Collected data entries
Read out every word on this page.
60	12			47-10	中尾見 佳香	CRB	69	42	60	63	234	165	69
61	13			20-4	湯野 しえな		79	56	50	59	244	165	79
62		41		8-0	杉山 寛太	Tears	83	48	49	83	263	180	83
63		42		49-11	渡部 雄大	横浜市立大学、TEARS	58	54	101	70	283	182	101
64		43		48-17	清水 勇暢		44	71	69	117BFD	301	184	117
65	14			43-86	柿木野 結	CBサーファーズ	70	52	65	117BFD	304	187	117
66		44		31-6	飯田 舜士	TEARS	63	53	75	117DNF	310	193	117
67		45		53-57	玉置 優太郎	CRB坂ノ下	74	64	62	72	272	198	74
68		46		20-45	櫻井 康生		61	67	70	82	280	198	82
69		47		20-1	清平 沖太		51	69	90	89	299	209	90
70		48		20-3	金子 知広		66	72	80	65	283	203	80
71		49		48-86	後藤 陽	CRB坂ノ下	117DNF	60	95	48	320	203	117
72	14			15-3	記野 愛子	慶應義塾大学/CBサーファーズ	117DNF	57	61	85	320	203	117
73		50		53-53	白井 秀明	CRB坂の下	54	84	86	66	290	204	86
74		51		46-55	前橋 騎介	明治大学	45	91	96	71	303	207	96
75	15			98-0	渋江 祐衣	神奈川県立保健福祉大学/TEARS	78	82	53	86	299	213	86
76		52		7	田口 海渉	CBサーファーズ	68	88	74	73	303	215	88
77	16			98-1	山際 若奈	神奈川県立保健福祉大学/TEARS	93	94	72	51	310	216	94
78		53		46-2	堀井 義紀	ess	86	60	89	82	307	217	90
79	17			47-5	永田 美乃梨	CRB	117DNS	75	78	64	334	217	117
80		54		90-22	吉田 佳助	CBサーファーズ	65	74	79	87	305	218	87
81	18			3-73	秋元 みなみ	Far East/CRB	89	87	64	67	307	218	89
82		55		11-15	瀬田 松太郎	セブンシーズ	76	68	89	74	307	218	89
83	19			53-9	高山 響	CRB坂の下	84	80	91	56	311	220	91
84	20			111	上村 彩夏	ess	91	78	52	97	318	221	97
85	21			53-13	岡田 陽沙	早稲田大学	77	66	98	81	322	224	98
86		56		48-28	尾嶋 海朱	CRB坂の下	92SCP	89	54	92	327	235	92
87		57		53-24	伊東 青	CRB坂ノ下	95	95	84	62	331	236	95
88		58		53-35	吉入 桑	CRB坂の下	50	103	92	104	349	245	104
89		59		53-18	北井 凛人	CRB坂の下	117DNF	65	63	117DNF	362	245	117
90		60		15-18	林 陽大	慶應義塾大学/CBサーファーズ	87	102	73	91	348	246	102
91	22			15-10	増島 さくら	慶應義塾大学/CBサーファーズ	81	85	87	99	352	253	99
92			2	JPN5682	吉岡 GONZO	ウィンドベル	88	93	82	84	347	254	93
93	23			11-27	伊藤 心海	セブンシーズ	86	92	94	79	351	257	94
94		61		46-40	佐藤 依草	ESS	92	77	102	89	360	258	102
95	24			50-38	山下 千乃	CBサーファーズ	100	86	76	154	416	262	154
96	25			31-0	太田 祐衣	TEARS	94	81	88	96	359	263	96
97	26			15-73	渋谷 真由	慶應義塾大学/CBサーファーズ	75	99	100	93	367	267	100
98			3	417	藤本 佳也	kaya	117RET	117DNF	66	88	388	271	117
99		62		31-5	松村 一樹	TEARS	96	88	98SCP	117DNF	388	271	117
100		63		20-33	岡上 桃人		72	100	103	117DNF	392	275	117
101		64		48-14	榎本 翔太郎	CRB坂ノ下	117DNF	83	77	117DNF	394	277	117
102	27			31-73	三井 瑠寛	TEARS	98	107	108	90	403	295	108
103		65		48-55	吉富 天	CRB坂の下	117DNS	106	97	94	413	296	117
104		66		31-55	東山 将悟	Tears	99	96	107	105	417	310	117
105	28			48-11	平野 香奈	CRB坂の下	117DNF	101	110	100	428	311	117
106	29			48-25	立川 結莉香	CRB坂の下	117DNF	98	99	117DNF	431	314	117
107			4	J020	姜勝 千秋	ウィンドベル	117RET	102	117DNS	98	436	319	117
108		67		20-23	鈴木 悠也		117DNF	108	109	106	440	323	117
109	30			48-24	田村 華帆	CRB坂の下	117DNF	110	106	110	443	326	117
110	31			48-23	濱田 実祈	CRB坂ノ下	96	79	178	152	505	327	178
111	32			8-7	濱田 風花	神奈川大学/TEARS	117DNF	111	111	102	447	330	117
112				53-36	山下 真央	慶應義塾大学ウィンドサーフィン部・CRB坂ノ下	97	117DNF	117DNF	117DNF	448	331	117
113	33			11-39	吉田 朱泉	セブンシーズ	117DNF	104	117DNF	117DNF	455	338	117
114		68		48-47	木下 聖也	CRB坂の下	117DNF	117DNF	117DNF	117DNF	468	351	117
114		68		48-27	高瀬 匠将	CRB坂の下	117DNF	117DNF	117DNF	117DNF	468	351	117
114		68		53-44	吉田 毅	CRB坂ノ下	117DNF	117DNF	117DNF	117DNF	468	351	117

→ Your objective
Give only the number of lines in the material above that hold the word "ウィンドベル".

→ Final answer
2